> [STORED ROWS]
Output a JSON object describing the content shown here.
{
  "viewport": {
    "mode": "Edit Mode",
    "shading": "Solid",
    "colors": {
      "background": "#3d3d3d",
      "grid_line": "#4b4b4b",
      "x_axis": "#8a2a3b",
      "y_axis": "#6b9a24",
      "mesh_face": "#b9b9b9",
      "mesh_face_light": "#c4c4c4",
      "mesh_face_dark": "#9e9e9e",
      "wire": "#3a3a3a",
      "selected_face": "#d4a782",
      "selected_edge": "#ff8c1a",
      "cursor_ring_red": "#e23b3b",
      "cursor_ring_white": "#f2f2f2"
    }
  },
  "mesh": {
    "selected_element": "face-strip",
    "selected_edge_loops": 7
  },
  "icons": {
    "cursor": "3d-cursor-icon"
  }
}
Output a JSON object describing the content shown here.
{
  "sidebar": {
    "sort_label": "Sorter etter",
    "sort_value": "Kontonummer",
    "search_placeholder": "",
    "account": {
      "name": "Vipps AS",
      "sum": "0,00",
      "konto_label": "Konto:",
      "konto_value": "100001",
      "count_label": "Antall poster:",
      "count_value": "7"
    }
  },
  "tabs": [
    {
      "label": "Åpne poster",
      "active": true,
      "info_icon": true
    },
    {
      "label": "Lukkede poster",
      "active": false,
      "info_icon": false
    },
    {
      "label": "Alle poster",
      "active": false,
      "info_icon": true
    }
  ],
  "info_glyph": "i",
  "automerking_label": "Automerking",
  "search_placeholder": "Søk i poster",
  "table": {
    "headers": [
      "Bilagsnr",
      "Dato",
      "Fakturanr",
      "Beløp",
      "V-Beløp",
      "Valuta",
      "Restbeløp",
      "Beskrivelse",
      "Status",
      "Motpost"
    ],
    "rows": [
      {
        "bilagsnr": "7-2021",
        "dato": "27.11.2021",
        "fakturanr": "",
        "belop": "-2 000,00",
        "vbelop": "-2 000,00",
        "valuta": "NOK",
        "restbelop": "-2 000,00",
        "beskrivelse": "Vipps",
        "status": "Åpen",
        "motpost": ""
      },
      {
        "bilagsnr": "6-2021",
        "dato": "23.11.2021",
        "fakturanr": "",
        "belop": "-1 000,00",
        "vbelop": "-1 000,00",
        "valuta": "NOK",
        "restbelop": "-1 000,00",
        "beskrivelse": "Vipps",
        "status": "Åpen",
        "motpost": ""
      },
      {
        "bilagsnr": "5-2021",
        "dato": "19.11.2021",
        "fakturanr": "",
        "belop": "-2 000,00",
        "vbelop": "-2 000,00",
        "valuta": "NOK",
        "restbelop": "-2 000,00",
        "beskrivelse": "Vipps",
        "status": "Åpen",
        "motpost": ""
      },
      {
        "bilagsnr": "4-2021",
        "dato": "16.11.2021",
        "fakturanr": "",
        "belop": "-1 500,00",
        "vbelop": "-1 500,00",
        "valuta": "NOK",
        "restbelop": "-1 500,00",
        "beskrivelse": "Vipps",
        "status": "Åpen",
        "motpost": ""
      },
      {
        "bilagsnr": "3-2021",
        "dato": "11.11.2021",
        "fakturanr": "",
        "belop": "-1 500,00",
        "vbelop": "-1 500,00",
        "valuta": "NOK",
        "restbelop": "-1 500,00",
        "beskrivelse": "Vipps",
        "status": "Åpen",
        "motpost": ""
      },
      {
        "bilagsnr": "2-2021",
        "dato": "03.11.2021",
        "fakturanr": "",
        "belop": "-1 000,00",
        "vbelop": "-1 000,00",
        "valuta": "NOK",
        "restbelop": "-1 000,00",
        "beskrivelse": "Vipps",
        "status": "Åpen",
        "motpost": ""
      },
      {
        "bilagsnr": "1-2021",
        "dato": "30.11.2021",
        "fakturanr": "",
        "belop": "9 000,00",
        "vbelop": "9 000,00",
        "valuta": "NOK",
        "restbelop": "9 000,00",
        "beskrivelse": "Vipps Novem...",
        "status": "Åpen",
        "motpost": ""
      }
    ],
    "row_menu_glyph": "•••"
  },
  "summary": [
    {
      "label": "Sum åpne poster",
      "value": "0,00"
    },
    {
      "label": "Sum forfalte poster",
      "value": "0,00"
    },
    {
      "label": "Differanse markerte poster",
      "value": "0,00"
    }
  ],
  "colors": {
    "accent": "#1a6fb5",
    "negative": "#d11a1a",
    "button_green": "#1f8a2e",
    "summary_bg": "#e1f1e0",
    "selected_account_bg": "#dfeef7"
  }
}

> [BRIEF] Retype every entry above, word for word.

> [FULL RESPONSE]
Output a JSON object describing the content shown here.
{
  "viewport": {
    "mode": "Edit Mode",
    "shading": "Solid",
    "colors": {
      "background": "#3d3d3d",
      "grid_line": "#4b4b4b",
      "x_axis": "#8a2a3b",
      "y_axis": "#6b9a24",
      "mesh_face": "#b9b9b9",
      "mesh_face_light": "#c4c4c4",
      "mesh_face_dark": "#9e9e9e",
      "wire": "#3a3a3a",
      "selected_face": "#d4a782",
      "selected_edge": "#ff8c1a",
      "cursor_ring_red": "#e23b3b",
      "cursor_ring_white": "#f2f2f2"
    }
  },
  "mesh": {
    "selected_element": "face-strip",
    "selected_edge_loops": 7
  },
  "icons": {
    "cursor": "3d-cursor-icon"
  }
}
Output a JSON object describing the content shown here.
{
  "sidebar": {
    "sort_label": "Sorter etter",
    "sort_value": "Kontonummer",
    "search_placeholder": "",
    "account": {
      "name": "Vipps AS",
      "sum": "0,00",
      "konto_label": "Konto:",
      "konto_value": "100001",
      "count_label": "Antall poster:",
      "count_value": "7"
    }
  },
  "tabs": [
    {
      "label": "Åpne poster",
      "active": true,
      "info_icon": true
    },
    {
      "label": "Lukkede poster",
      "active": false,
      "info_icon": false
    },
    {
      "label": "Alle poster",
      "active": false,
      "info_icon": true
    }
  ],
  "info_glyph": "i",
  "automerking_label": "Automerking",
  "search_placeholder": "Søk i poster",
  "table": {
    "headers": [
      "Bilagsnr",
      "Dato",
      "Fakturanr",
      "Beløp",
      "V-Beløp",
      "Valuta",
      "Restbeløp",
      "Beskrivelse",
      "Status",
      "Motpost"
    ],
    "rows": [
      {
        "bilagsnr": "7-2021",
        "dato": "27.11.2021",
        "fakturanr": "",
        "belop": "-2 000,00",
        "vbelop": "-2 000,00",
        "valuta": "NOK",
        "restbelop": "-2 000,00",
        "beskrivelse": "Vipps",
        "status": "Åpen",
        "motpost": ""
      },
      {
        "bilagsnr": "6-2021",
        "dato": "23.11.2021",
        "fakturanr": "",
        "belop": "-1 000,00",
        "vbelop": "-1 000,00",
        "valuta": "NOK",
        "restbelop": "-1 000,00",
        "beskrivelse": "Vipps",
        "status": "Åpen",
        "motpost": ""
      },
      {
        "bilagsnr": "5-2021",
        "dato": "19.11.2021",
        "fakturanr": "",
        "belop": "-2 000,00",
        "vbelop": "-2 000,00",
        "valuta": "NOK",
        "restbelop": "-2 000,00",
        "beskrivelse": "Vipps",
        "status": "Åpen",
        "motpost": ""
      },
      {
        "bilagsnr": "4-2021",
        "dato": "16.11.2021",
        "fakturanr": "",
        "belop": "-1 500,00",
        "vbelop": "-1 500,00",
        "valuta": "NOK",
        "restbelop": "-1 500,00",
        "beskrivelse": "Vipps",
        "status": "Åpen",
        "motpost": ""
      },
      {
        "bilagsnr": "3-2021",
        "dato": "11.11.2021",
        "fakturanr": "",
        "belop": "-1 500,00",
        "vbelop": "-1 500,00",
        "valuta": "NOK",
        "restbelop": "-1 500,00",
        "beskrivelse": "Vipps",
        "status": "Åpen",
        "motpost": ""
      },
      {
        "bilagsnr": "2-2021",
        "dato": "03.11.2021",
        "fakturanr": "",
        "belop": "-1 000,00",
        "vbelop": "-1 000,00",
        "valuta": "NOK",
        "restbelop": "-1 000,00",
        "beskrivelse": "Vipps",
        "status": "Åpen",
        "motpost": ""
      },
      {
        "bilagsnr": "1-2021",
        "dato": "30.11.2021",
        "fakturanr": "",
        "belop": "9 000,00",
        "vbelop": "9 000,00",
        "valuta": "NOK",
        "restbelop": "9 000,00",
        "beskrivelse": "Vipps Novem...",
        "status": "Åpen",
        "motpost": ""
      }
    ],
    "row_menu_glyph": "•••"
  },
  "summary": [
    {
      "label": "Sum åpne poster",
      "value": "0,00"
    },
    {
      "label": "Sum forfalte poster",
      "value": "0,00"
    },
    {
      "label": "Differanse markerte poster",
      "value": "0,00"
    }
  ],
  "colors": {
    "accent": "#1a6fb5",
    "negative": "#d11a1a",
    "button_green": "#1f8a2e",
    "summary_bg": "#e1f1e0",
    "selected_account_bg": "#dfeef7"
  }
}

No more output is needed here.